## Data supplied

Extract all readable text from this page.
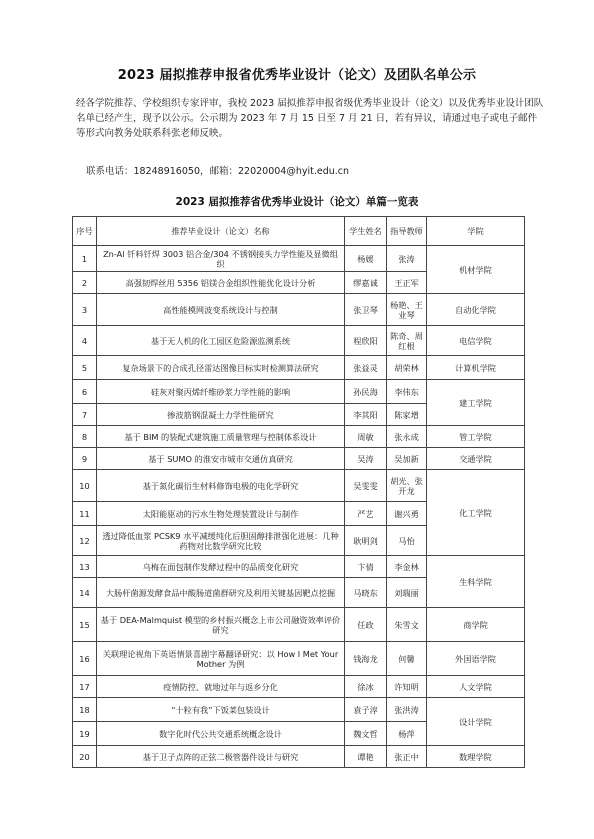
2023 届拟推荐申报省优秀毕业设计（论文）及团队名单公示
经各学院推荐、学校组织专家评审，我校 2023 届拟推荐申报省级优秀毕业设计（论文）以及优秀毕业设计团队名单已经产生，现予以公示。公示期为 2023 年 7 月 15 日至 7 月 21 日，若有异议，请通过电子或电子邮件等形式向教务处联系科张老师反映。
联系电话：18248916050，邮箱：22020004@hyit.edu.cn
2023 届拟推荐省优秀毕业设计（论文）单篇一览表
序号	推荐毕业设计（论文）名称	学生姓名	指导教师	学院
1	Zn-Al 钎料钎焊 3003 铝合金/304 不锈钢接头力学性能及显微组织	杨媛	张涛	机材学院
2	高强韧焊丝用 5356 铝镁合金组织性能优化设计分析	缪嘉诚	王正军	
3	高性能模网波变系统设计与控制	张卫琴	杨艳、王业琴	自动化学院
4	基于无人机的化工园区危险源监测系统	程欣阳	陈奇、周红根	电信学院
5	复杂场景下的合成孔径雷达图像目标实时检测算法研究	张益灵	胡荣林	计算机学院
6	硅灰对聚丙烯纤维砂浆力学性能的影响	孙民海	李伟东	建工学院
7	掺波筋钢混凝土力学性能研究	李其阳	陈家增	
8	基于 BIM 的装配式建筑施工质量管理与控制体系设计	周敏	张永成	管工学院
9	基于 SUMO 的淮安市城市交通仿真研究	吴涛	吴加新	交通学院
10	基于氮化碳衍生材料修饰电极的电化学研究	吴雯雯	胡光、张开龙	化工学院
11	太阳能驱动的污水生物处理装置设计与制作	严艺	谢兴勇	
12	透过降低血浆 PCSK9 水平减缓纯化后胆固醇排泄强化进展：几种药物对比数学研究比较	耿明剑	马怡	
13	乌梅在面包制作发酵过程中的品质变化研究	卞倩	李金林	生科学院
14	大肠杆菌源发酵食品中酸肠道菌群研究及利用关键基因靶点挖掘	马晓东	刘瑞丽	
15	基于 DEA-Malmquist 模型的乡村振兴概念上市公司融资效率评价研究	任政	朱雪文	商学院
16	关联理论视角下英语情景喜剧字幕翻译研究：以 How I Met Your Mother 为例	钱海龙	何馨	外国语学院
17	疫情防控、就地过年与返乡分化	徐冰	许知明	人文学院
18	“十粒有我”下饭菜包装设计	袁子淳	张洪涛	设计学院
19	数字化时代公共交通系统概念设计	魏文哲	杨萍	
20	基于卫子点阵的正弦二极管器件设计与研究	谭艳	张正中	数理学院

## Problem to work on
Omitting all images, retype each line of the records precisely.

## Correct result
Extract all readable text from this page.
2023 届拟推荐申报省优秀毕业设计（论文）及团队名单公示
经各学院推荐、学校组织专家评审，我校 2023 届拟推荐申报省级优秀毕业设计（论文）以及优秀毕业设计团队名单已经产生，现予以公示。公示期为 2023 年 7 月 15 日至 7 月 21 日，若有异议，请通过电子或电子邮件等形式向教务处联系科张老师反映。
联系电话：18248916050，邮箱：22020004@hyit.edu.cn
2023 届拟推荐省优秀毕业设计（论文）单篇一览表
序号	推荐毕业设计（论文）名称	学生姓名	指导教师	学院
1	Zn-Al 钎料钎焊 3003 铝合金/304 不锈钢接头力学性能及显微组织	杨媛	张涛	机材学院
2	高强韧焊丝用 5356 铝镁合金组织性能优化设计分析	缪嘉诚	王正军	
3	高性能模网波变系统设计与控制	张卫琴	杨艳、王业琴	自动化学院
4	基于无人机的化工园区危险源监测系统	程欣阳	陈奇、周红根	电信学院
5	复杂场景下的合成孔径雷达图像目标实时检测算法研究	张益灵	胡荣林	计算机学院
6	硅灰对聚丙烯纤维砂浆力学性能的影响	孙民海	李伟东	建工学院
7	掺波筋钢混凝土力学性能研究	李其阳	陈家增	
8	基于 BIM 的装配式建筑施工质量管理与控制体系设计	周敏	张永成	管工学院
9	基于 SUMO 的淮安市城市交通仿真研究	吴涛	吴加新	交通学院
10	基于氮化碳衍生材料修饰电极的电化学研究	吴雯雯	胡光、张开龙	化工学院
11	太阳能驱动的污水生物处理装置设计与制作	严艺	谢兴勇	
12	透过降低血浆 PCSK9 水平减缓纯化后胆固醇排泄强化进展：几种药物对比数学研究比较	耿明剑	马怡	
13	乌梅在面包制作发酵过程中的品质变化研究	卞倩	李金林	生科学院
14	大肠杆菌源发酵食品中酸肠道菌群研究及利用关键基因靶点挖掘	马晓东	刘瑞丽	
15	基于 DEA-Malmquist 模型的乡村振兴概念上市公司融资效率评价研究	任政	朱雪文	商学院
16	关联理论视角下英语情景喜剧字幕翻译研究：以 How I Met Your Mother 为例	钱海龙	何馨	外国语学院
17	疫情防控、就地过年与返乡分化	徐冰	许知明	人文学院
18	“十粒有我”下饭菜包装设计	袁子淳	张洪涛	设计学院
19	数字化时代公共交通系统概念设计	魏文哲	杨萍	
20	基于卫子点阵的正弦二极管器件设计与研究	谭艳	张正中	数理学院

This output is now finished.